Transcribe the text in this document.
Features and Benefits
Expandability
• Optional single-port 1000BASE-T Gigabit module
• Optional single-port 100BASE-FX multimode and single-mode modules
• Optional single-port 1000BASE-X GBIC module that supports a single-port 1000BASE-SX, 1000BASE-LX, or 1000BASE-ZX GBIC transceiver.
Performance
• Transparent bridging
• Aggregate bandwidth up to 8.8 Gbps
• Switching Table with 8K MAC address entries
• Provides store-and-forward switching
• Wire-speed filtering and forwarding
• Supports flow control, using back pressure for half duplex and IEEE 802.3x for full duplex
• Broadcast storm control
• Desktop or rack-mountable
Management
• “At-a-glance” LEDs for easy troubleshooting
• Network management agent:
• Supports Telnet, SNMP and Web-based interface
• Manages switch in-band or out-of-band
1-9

· · · · · · ·

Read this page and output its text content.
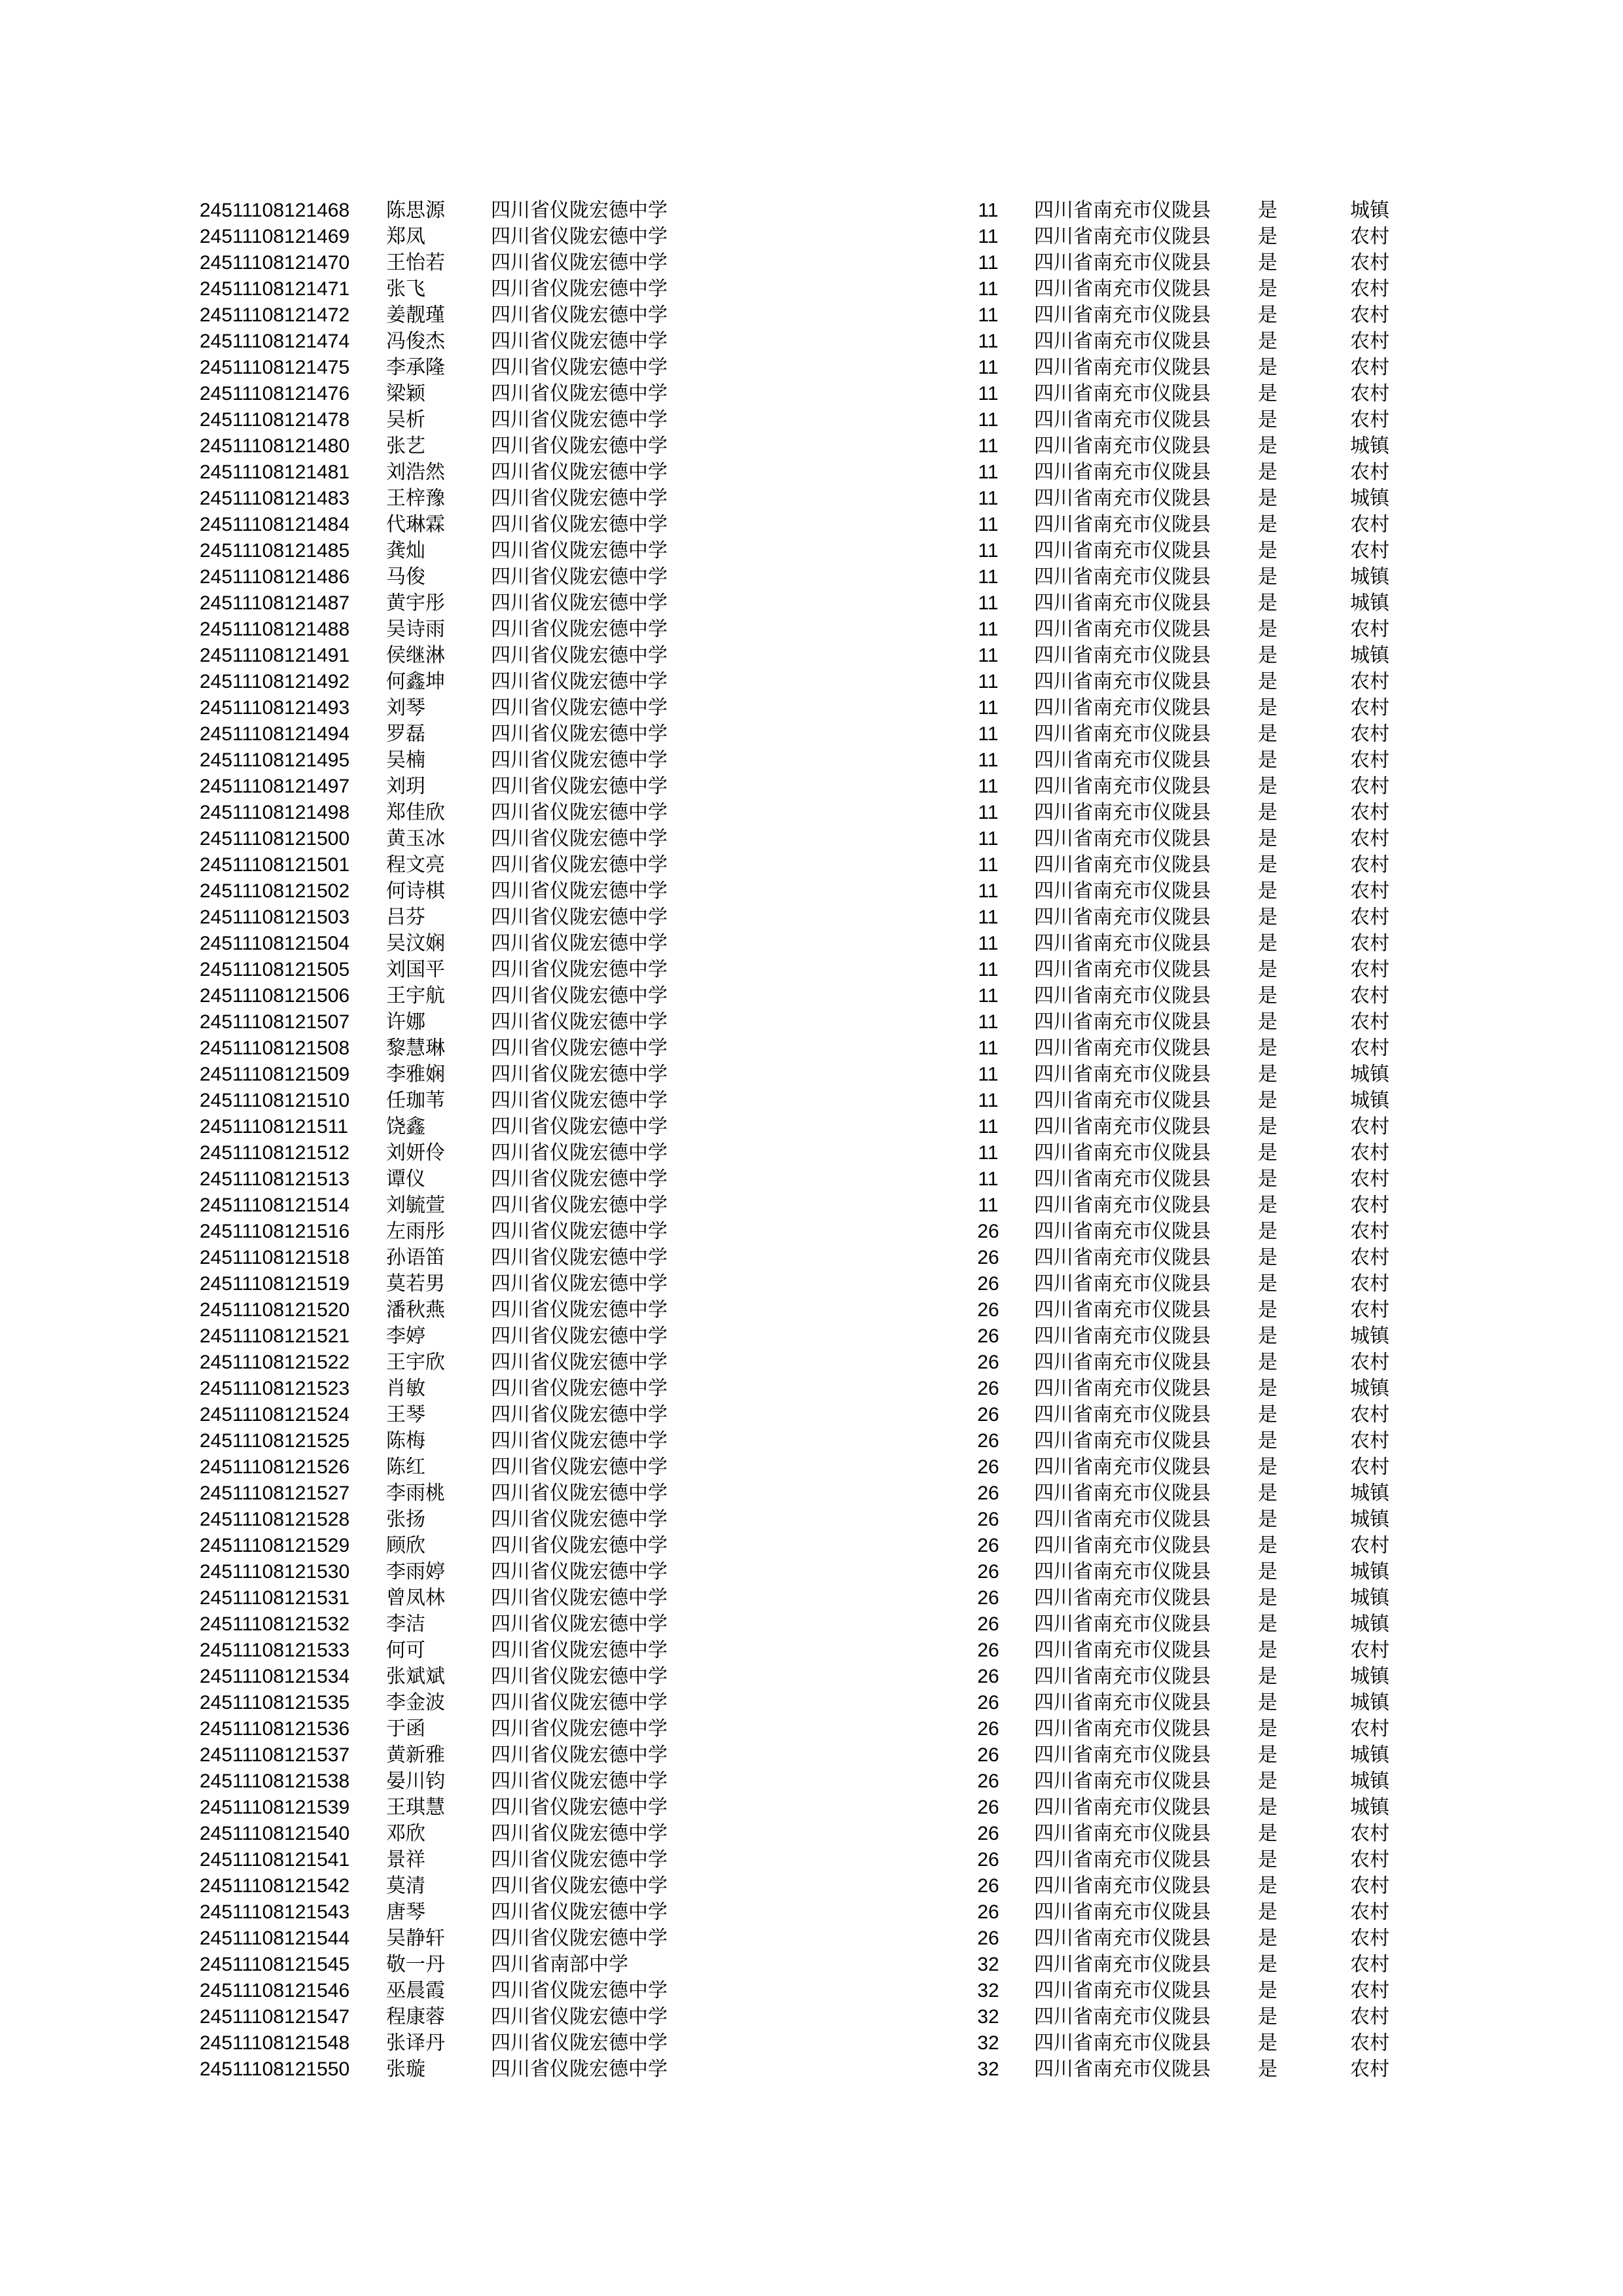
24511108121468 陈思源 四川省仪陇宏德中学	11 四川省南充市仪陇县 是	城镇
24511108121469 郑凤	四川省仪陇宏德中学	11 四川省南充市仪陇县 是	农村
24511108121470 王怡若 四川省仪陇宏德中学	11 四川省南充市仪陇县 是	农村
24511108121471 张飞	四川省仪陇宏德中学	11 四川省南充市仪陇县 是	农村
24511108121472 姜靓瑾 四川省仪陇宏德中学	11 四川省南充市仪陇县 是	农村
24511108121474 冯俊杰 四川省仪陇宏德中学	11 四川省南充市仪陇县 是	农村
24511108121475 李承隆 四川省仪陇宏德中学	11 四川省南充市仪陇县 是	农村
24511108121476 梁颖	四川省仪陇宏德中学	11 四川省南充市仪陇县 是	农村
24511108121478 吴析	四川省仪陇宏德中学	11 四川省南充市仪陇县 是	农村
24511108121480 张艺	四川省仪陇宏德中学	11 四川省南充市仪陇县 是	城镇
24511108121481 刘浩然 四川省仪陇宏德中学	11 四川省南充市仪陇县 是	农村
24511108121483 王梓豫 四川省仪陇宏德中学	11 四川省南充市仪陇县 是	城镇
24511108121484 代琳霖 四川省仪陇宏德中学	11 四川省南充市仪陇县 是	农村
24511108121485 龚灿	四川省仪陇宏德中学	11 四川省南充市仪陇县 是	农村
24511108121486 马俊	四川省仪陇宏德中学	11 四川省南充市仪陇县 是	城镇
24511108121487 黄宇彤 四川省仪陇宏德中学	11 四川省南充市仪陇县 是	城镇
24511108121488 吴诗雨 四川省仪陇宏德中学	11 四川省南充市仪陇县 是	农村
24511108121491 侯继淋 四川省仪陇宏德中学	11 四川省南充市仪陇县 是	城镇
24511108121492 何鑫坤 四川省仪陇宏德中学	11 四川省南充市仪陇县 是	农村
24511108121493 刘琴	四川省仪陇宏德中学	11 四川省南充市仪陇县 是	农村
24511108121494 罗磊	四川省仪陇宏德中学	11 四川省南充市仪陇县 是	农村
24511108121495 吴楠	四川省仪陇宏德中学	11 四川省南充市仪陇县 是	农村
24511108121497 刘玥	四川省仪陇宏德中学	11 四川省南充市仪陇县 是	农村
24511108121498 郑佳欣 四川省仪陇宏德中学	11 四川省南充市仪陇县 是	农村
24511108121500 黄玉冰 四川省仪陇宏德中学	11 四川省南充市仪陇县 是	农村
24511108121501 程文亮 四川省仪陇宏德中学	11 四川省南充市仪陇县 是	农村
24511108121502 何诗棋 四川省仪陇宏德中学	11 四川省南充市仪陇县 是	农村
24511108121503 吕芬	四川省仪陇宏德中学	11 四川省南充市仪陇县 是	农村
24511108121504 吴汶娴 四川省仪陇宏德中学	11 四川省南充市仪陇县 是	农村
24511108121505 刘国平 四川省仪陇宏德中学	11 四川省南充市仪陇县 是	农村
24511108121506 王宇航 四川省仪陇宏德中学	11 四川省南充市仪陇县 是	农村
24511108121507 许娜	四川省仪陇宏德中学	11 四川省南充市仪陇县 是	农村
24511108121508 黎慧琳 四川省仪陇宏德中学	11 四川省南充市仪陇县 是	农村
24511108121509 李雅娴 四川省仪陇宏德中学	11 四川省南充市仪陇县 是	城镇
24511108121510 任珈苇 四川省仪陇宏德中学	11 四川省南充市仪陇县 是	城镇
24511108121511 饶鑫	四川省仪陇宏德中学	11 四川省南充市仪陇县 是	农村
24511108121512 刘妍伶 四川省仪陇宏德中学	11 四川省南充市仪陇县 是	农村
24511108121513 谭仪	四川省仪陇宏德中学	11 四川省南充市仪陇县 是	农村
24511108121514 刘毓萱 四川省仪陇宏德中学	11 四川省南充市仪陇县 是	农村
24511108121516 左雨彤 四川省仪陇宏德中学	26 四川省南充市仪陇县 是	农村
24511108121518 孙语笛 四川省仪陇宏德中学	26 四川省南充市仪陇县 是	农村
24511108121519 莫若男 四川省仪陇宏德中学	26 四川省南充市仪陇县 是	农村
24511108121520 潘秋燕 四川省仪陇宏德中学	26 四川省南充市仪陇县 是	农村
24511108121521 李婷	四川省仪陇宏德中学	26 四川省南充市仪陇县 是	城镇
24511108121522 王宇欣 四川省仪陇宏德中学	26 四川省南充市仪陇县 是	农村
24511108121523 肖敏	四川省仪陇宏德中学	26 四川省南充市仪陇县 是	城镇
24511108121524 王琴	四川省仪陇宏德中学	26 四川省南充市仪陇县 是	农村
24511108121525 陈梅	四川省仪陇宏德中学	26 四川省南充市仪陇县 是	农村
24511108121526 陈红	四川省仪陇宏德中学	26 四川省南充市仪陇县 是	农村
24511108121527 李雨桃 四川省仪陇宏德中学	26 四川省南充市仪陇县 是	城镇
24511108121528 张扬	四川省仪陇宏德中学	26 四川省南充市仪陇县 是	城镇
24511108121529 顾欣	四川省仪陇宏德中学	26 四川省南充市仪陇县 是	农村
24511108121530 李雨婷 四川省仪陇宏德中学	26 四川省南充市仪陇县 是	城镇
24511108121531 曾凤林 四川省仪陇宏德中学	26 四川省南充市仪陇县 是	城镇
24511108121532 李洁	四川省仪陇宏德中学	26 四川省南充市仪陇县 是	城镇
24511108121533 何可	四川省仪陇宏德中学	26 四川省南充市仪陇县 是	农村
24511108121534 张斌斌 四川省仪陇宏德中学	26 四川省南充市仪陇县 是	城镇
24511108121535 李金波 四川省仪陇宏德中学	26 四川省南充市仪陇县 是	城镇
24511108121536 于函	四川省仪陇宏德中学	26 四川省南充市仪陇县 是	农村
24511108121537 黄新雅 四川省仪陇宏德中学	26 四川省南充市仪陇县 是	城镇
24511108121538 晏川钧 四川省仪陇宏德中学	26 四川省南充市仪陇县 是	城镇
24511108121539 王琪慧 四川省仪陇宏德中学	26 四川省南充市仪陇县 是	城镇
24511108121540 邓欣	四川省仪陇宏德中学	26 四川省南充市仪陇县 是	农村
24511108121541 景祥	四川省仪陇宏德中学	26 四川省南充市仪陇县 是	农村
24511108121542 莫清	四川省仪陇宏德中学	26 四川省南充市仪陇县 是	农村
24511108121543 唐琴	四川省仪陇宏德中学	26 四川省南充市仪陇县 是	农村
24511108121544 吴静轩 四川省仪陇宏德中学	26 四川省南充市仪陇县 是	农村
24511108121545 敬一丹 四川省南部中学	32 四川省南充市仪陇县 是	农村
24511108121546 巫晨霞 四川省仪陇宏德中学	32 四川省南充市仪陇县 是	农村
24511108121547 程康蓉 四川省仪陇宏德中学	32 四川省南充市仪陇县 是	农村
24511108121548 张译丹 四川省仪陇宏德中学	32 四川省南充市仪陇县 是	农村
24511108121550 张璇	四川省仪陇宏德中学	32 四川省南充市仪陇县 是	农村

· · · · · · ·

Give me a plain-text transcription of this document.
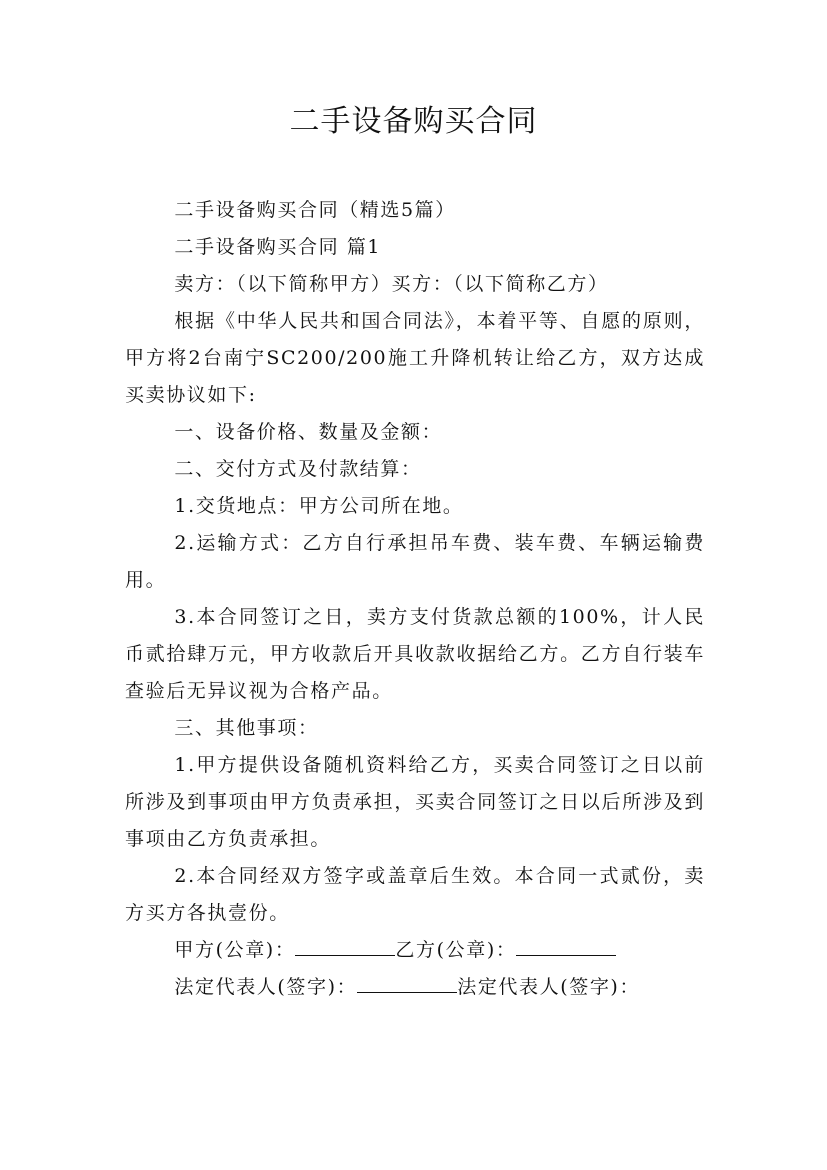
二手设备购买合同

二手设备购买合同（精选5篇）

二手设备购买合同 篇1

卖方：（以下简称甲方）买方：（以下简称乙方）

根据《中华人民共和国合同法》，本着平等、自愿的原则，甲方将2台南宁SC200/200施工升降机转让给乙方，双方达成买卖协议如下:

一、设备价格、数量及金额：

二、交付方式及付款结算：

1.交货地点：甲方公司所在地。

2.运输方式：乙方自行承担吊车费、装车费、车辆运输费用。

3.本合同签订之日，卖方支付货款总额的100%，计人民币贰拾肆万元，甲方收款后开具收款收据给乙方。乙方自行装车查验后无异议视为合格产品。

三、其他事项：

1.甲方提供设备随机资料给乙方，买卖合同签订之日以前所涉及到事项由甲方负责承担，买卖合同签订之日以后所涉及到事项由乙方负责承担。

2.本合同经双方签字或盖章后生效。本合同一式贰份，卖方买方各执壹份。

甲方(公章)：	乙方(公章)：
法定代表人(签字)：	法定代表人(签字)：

· · · · · · ·

### WHAT TO DO
Write out every line of the listing that holds the word "二手设备购买合同".

### WRITTEN SOLUTION
二手设备购买合同
二手设备购买合同（精选5篇）
二手设备购买合同 篇1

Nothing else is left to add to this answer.